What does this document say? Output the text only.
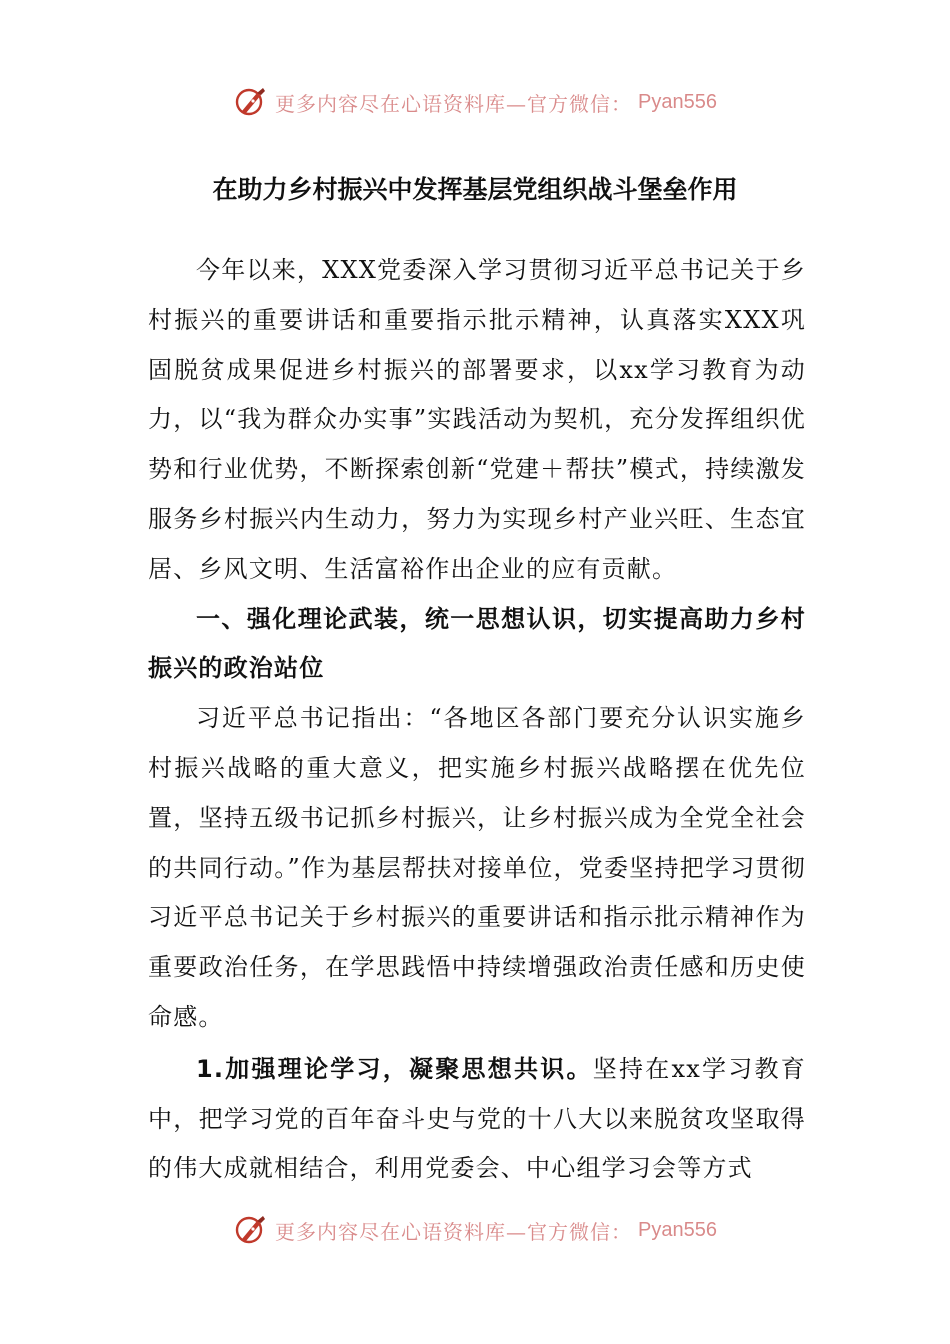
更多内容尽在心语资料库—官方微信： Pyan556
在助力乡村振兴中发挥基层党组织战斗堡垒作用

今年以来，XXX党委深入学习贯彻习近平总书记关于乡村振兴的重要讲话和重要指示批示精神，认真落实XXX巩固脱贫成果促进乡村振兴的部署要求，以xx学习教育为动力，以“我为群众办实事”实践活动为契机，充分发挥组织优势和行业优势，不断探索创新“党建＋帮扶”模式，持续激发服务乡村振兴内生动力，努力为实现乡村产业兴旺、生态宜居、乡风文明、生活富裕作出企业的应有贡献。

一、强化理论武装，统一思想认识，切实提高助力乡村振兴的政治站位

习近平总书记指出：“各地区各部门要充分认识实施乡村振兴战略的重大意义，把实施乡村振兴战略摆在优先位置，坚持五级书记抓乡村振兴，让乡村振兴成为全党全社会的共同行动。”作为基层帮扶对接单位，党委坚持把学习贯彻习近平总书记关于乡村振兴的重要讲话和指示批示精神作为重要政治任务，在学思践悟中持续增强政治责任感和历史使命感。

1.加强理论学习，凝聚思想共识。坚持在xx学习教育中，把学习党的百年奋斗史与党的十八大以来脱贫攻坚取得的伟大成就相结合，利用党委会、中心组学习会等方式

更多内容尽在心语资料库—官方微信： Pyan556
-------------------------
## STATED EXERCISE:
Every record above should be written out again exactly; the pictures stay out of the copy.

## RESPONSE TO THE TASK:
What does this document say? Output the text only.
更多内容尽在心语资料库—官方微信： Pyan556
在助力乡村振兴中发挥基层党组织战斗堡垒作用

今年以来，XXX党委深入学习贯彻习近平总书记关于乡村振兴的重要讲话和重要指示批示精神，认真落实XXX巩固脱贫成果促进乡村振兴的部署要求，以xx学习教育为动力，以“我为群众办实事”实践活动为契机，充分发挥组织优势和行业优势，不断探索创新“党建＋帮扶”模式，持续激发服务乡村振兴内生动力，努力为实现乡村产业兴旺、生态宜居、乡风文明、生活富裕作出企业的应有贡献。

一、强化理论武装，统一思想认识，切实提高助力乡村振兴的政治站位

习近平总书记指出：“各地区各部门要充分认识实施乡村振兴战略的重大意义，把实施乡村振兴战略摆在优先位置，坚持五级书记抓乡村振兴，让乡村振兴成为全党全社会的共同行动。”作为基层帮扶对接单位，党委坚持把学习贯彻习近平总书记关于乡村振兴的重要讲话和指示批示精神作为重要政治任务，在学思践悟中持续增强政治责任感和历史使命感。

1.加强理论学习，凝聚思想共识。坚持在xx学习教育中，把学习党的百年奋斗史与党的十八大以来脱贫攻坚取得的伟大成就相结合，利用党委会、中心组学习会等方式

更多内容尽在心语资料库—官方微信： Pyan556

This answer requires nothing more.